Give the records back in full, exactly as they read.

Recorded data:
## start
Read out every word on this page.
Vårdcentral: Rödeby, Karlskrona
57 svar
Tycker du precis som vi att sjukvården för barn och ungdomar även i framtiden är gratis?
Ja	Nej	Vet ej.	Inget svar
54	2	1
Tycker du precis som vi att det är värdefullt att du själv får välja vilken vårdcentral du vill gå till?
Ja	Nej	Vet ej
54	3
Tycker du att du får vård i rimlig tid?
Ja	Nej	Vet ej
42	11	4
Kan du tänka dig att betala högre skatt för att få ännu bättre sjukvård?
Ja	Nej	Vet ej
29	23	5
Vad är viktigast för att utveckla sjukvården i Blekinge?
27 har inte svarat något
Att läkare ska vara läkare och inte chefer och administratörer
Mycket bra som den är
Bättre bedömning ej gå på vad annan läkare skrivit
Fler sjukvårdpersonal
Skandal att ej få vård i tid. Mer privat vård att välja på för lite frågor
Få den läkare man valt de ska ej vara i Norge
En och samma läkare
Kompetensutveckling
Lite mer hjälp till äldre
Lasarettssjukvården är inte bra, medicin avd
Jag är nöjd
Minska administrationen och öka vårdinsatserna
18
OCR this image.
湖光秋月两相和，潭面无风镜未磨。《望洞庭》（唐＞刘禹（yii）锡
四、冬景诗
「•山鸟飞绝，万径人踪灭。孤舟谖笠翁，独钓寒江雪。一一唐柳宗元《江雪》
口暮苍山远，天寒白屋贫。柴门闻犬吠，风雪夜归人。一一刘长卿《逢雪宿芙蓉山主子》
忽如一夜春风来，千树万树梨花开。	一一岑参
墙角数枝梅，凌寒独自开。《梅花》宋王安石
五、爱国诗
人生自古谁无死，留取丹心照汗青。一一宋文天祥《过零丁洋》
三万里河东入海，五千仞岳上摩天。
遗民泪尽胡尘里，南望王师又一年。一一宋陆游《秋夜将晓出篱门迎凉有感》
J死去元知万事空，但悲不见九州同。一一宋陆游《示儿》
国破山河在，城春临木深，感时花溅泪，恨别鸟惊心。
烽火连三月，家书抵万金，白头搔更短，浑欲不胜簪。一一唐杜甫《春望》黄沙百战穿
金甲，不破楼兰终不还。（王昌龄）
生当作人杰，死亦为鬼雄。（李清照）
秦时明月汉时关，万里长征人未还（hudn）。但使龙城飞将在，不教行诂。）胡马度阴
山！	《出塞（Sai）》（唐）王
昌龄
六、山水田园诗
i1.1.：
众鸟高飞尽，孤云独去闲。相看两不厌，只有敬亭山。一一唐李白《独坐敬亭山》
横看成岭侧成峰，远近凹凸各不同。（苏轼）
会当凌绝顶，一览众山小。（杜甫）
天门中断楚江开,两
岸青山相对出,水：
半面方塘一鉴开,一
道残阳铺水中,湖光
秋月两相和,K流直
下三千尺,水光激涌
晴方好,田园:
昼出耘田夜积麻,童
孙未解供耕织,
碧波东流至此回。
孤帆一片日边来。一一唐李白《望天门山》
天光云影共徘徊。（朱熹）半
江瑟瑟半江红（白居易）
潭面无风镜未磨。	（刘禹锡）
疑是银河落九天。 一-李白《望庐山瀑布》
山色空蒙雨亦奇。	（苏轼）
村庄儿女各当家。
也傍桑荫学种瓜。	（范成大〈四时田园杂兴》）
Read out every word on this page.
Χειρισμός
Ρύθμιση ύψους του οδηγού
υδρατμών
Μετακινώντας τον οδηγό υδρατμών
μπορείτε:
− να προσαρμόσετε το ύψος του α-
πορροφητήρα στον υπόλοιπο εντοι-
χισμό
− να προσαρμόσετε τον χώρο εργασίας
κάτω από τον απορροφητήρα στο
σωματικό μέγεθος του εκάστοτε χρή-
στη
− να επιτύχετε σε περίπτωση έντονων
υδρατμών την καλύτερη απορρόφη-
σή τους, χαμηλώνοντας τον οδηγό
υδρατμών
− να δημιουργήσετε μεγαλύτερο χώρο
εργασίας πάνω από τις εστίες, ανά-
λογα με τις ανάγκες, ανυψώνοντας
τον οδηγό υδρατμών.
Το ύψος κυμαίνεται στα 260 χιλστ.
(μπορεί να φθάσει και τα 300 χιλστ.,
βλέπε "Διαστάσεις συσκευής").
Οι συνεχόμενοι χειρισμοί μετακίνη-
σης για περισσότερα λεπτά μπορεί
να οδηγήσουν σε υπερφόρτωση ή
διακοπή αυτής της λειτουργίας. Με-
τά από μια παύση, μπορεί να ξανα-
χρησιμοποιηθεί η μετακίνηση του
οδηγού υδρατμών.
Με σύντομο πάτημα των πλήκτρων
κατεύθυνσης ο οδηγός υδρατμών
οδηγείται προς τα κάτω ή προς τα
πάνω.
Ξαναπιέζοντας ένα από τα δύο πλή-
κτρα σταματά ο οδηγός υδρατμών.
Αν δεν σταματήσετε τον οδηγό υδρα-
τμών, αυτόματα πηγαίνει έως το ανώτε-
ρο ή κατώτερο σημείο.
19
## end
Correct response:
Read out every word on this page.
Vårdcentral: Rödeby, Karlskrona
57 svar
Tycker du precis som vi att sjukvården för barn och ungdomar även i framtiden är gratis?
Ja	Nej	Vet ej.	Inget svar
54	2	1
Tycker du precis som vi att det är värdefullt att du själv får välja vilken vårdcentral du vill gå till?
Ja	Nej	Vet ej
54	3
Tycker du att du får vård i rimlig tid?
Ja	Nej	Vet ej
42	11	4
Kan du tänka dig att betala högre skatt för att få ännu bättre sjukvård?
Ja	Nej	Vet ej
29	23	5
Vad är viktigast för att utveckla sjukvården i Blekinge?
27 har inte svarat något
Att läkare ska vara läkare och inte chefer och administratörer
Mycket bra som den är
Bättre bedömning ej gå på vad annan läkare skrivit
Fler sjukvårdpersonal
Skandal att ej få vård i tid. Mer privat vård att välja på för lite frågor
Få den läkare man valt de ska ej vara i Norge
En och samma läkare
Kompetensutveckling
Lite mer hjälp till äldre
Lasarettssjukvården är inte bra, medicin avd
Jag är nöjd
Minska administrationen och öka vårdinsatserna
18
OCR this image.
湖光秋月两相和，潭面无风镜未磨。《望洞庭》（唐＞刘禹（yii）锡
四、冬景诗
「•山鸟飞绝，万径人踪灭。孤舟谖笠翁，独钓寒江雪。一一唐柳宗元《江雪》
口暮苍山远，天寒白屋贫。柴门闻犬吠，风雪夜归人。一一刘长卿《逢雪宿芙蓉山主子》
忽如一夜春风来，千树万树梨花开。	一一岑参
墙角数枝梅，凌寒独自开。《梅花》宋王安石
五、爱国诗
人生自古谁无死，留取丹心照汗青。一一宋文天祥《过零丁洋》
三万里河东入海，五千仞岳上摩天。
遗民泪尽胡尘里，南望王师又一年。一一宋陆游《秋夜将晓出篱门迎凉有感》
J死去元知万事空，但悲不见九州同。一一宋陆游《示儿》
国破山河在，城春临木深，感时花溅泪，恨别鸟惊心。
烽火连三月，家书抵万金，白头搔更短，浑欲不胜簪。一一唐杜甫《春望》黄沙百战穿
金甲，不破楼兰终不还。（王昌龄）
生当作人杰，死亦为鬼雄。（李清照）
秦时明月汉时关，万里长征人未还（hudn）。但使龙城飞将在，不教行诂。）胡马度阴
山！	《出塞（Sai）》（唐）王
昌龄
六、山水田园诗
i1.1.：
众鸟高飞尽，孤云独去闲。相看两不厌，只有敬亭山。一一唐李白《独坐敬亭山》
横看成岭侧成峰，远近凹凸各不同。（苏轼）
会当凌绝顶，一览众山小。（杜甫）
天门中断楚江开,两
岸青山相对出,水：
半面方塘一鉴开,一
道残阳铺水中,湖光
秋月两相和,K流直
下三千尺,水光激涌
晴方好,田园:
昼出耘田夜积麻,童
孙未解供耕织,
碧波东流至此回。
孤帆一片日边来。一一唐李白《望天门山》
天光云影共徘徊。（朱熹）半
江瑟瑟半江红（白居易）
潭面无风镜未磨。	（刘禹锡）
疑是银河落九天。 一-李白《望庐山瀑布》
山色空蒙雨亦奇。	（苏轼）
村庄儿女各当家。
也傍桑荫学种瓜。	（范成大〈四时田园杂兴》）
Read out every word on this page.
Χειρισμός
Ρύθμιση ύψους του οδηγού
υδρατμών
Μετακινώντας τον οδηγό υδρατμών
μπορείτε:
− να προσαρμόσετε το ύψος του α-
πορροφητήρα στον υπόλοιπο εντοι-
χισμό
− να προσαρμόσετε τον χώρο εργασίας
κάτω από τον απορροφητήρα στο
σωματικό μέγεθος του εκάστοτε χρή-
στη
− να επιτύχετε σε περίπτωση έντονων
υδρατμών την καλύτερη απορρόφη-
σή τους, χαμηλώνοντας τον οδηγό
υδρατμών
− να δημιουργήσετε μεγαλύτερο χώρο
εργασίας πάνω από τις εστίες, ανά-
λογα με τις ανάγκες, ανυψώνοντας
τον οδηγό υδρατμών.
Το ύψος κυμαίνεται στα 260 χιλστ.
(μπορεί να φθάσει και τα 300 χιλστ.,
βλέπε "Διαστάσεις συσκευής").
Οι συνεχόμενοι χειρισμοί μετακίνη-
σης για περισσότερα λεπτά μπορεί
να οδηγήσουν σε υπερφόρτωση ή
διακοπή αυτής της λειτουργίας. Με-
τά από μια παύση, μπορεί να ξανα-
χρησιμοποιηθεί η μετακίνηση του
οδηγού υδρατμών.
Με σύντομο πάτημα των πλήκτρων
κατεύθυνσης ο οδηγός υδρατμών
οδηγείται προς τα κάτω ή προς τα
πάνω.
Ξαναπιέζοντας ένα από τα δύο πλή-
κτρα σταματά ο οδηγός υδρατμών.
Αν δεν σταματήσετε τον οδηγό υδρα-
τμών, αυτόματα πηγαίνει έως το ανώτε-
ρο ή κατώτερο σημείο.
19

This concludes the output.